=== BRIEF ===
Check every line of the entries below for the word "title", and copy the ones that have it.
─── THE DATA ───
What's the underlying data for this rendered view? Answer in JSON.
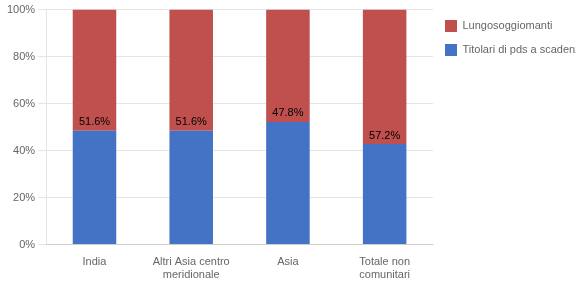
{
  "chart_data": {
    "type": "bar",
    "categories": [
      "India",
      "Altri Asia centro\nmeridionale",
      "Asia",
      "Totale non\ncomunitari"
    ],
    "series": [
      {
        "name": "Titolari di pds a scadenza",
        "color": "#4472C4",
        "values": [
          48.4,
          48.4,
          52.2,
          42.8
        ]
      },
      {
        "name": "Lungosoggiomanti",
        "color": "#C0504D",
        "values": [
          51.6,
          51.6,
          47.8,
          57.2
        ],
        "data_labels": true,
        "value_labels": [
          "51.6%",
          "51.6%",
          "47.8%",
          "57.2%"
        ]
      }
    ],
    "stacked": true,
    "ylim": [
      0,
      100
    ],
    "yticks": [
      {
        "value": 0,
        "label": "0%"
      },
      {
        "value": 20,
        "label": "20%"
      },
      {
        "value": 40,
        "label": "40%"
      },
      {
        "value": 60,
        "label": "60%"
      },
      {
        "value": 80,
        "label": "80%"
      },
      {
        "value": 100,
        "label": "100%"
      }
    ],
    "grid": true,
    "legend": "right"
  }
}
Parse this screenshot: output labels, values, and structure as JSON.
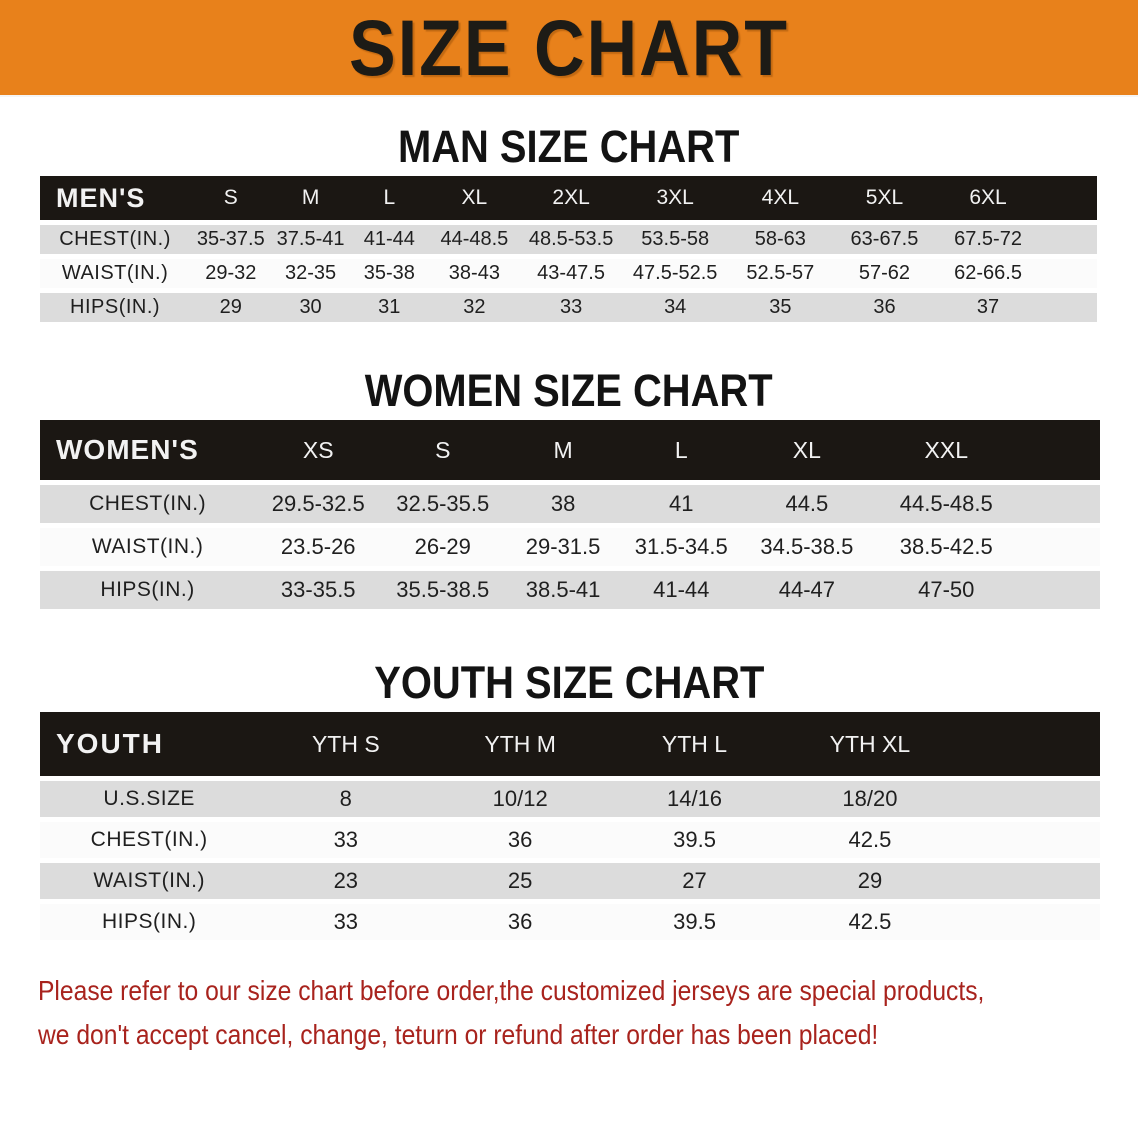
{
  "banner": {
    "title": "SIZE CHART"
  },
  "colors": {
    "banner_bg": "#E8811B",
    "table_header_bg": "#1B1713",
    "row_stripe_gray": "#DCDCDC",
    "row_stripe_white": "#FBFBFB",
    "disclaimer_red": "#A8231D"
  },
  "sections": [
    {
      "title": "MAN SIZE CHART",
      "header_label": "MEN'S",
      "columns": [
        "S",
        "M",
        "L",
        "XL",
        "2XL",
        "3XL",
        "4XL",
        "5XL",
        "6XL"
      ],
      "rows": [
        {
          "label": "CHEST(IN.)",
          "values": [
            "35-37.5",
            "37.5-41",
            "41-44",
            "44-48.5",
            "48.5-53.5",
            "53.5-58",
            "58-63",
            "63-67.5",
            "67.5-72"
          ]
        },
        {
          "label": "WAIST(IN.)",
          "values": [
            "29-32",
            "32-35",
            "35-38",
            "38-43",
            "43-47.5",
            "47.5-52.5",
            "52.5-57",
            "57-62",
            "62-66.5"
          ]
        },
        {
          "label": "HIPS(IN.)",
          "values": [
            "29",
            "30",
            "31",
            "32",
            "33",
            "34",
            "35",
            "36",
            "37"
          ]
        }
      ]
    },
    {
      "title": "WOMEN SIZE CHART",
      "header_label": "WOMEN'S",
      "columns": [
        "XS",
        "S",
        "M",
        "L",
        "XL",
        "XXL"
      ],
      "rows": [
        {
          "label": "CHEST(IN.)",
          "values": [
            "29.5-32.5",
            "32.5-35.5",
            "38",
            "41",
            "44.5",
            "44.5-48.5"
          ]
        },
        {
          "label": "WAIST(IN.)",
          "values": [
            "23.5-26",
            "26-29",
            "29-31.5",
            "31.5-34.5",
            "34.5-38.5",
            "38.5-42.5"
          ]
        },
        {
          "label": "HIPS(IN.)",
          "values": [
            "33-35.5",
            "35.5-38.5",
            "38.5-41",
            "41-44",
            "44-47",
            "47-50"
          ]
        }
      ]
    },
    {
      "title": "YOUTH SIZE CHART",
      "header_label": "YOUTH",
      "columns": [
        "YTH S",
        "YTH M",
        "YTH L",
        "YTH XL"
      ],
      "rows": [
        {
          "label": "U.S.SIZE",
          "values": [
            "8",
            "10/12",
            "14/16",
            "18/20"
          ]
        },
        {
          "label": "CHEST(IN.)",
          "values": [
            "33",
            "36",
            "39.5",
            "42.5"
          ]
        },
        {
          "label": "WAIST(IN.)",
          "values": [
            "23",
            "25",
            "27",
            "29"
          ]
        },
        {
          "label": "HIPS(IN.)",
          "values": [
            "33",
            "36",
            "39.5",
            "42.5"
          ]
        }
      ]
    }
  ],
  "disclaimer": {
    "line1": "Please refer to our size chart before order,the customized jerseys are special products,",
    "line2": "we don't accept cancel, change, teturn or refund after order has been placed!"
  }
}
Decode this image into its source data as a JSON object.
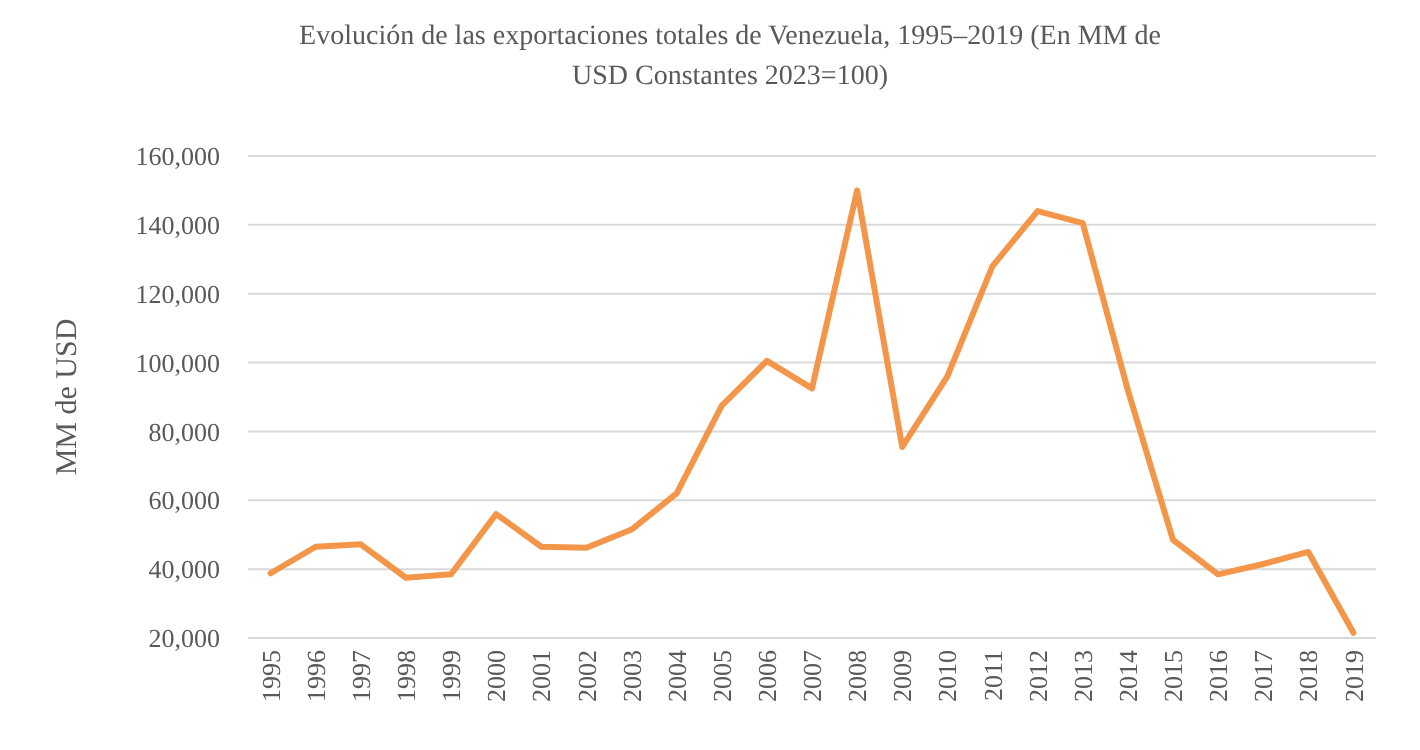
───
=== ANSWER TO THIS PROBLEM ===
    "title": "SIZE CHART"
      "title": "MAN SIZE CHART",
      "title": "WOMEN SIZE CHART",
      "title": "YOUTH SIZE CHART",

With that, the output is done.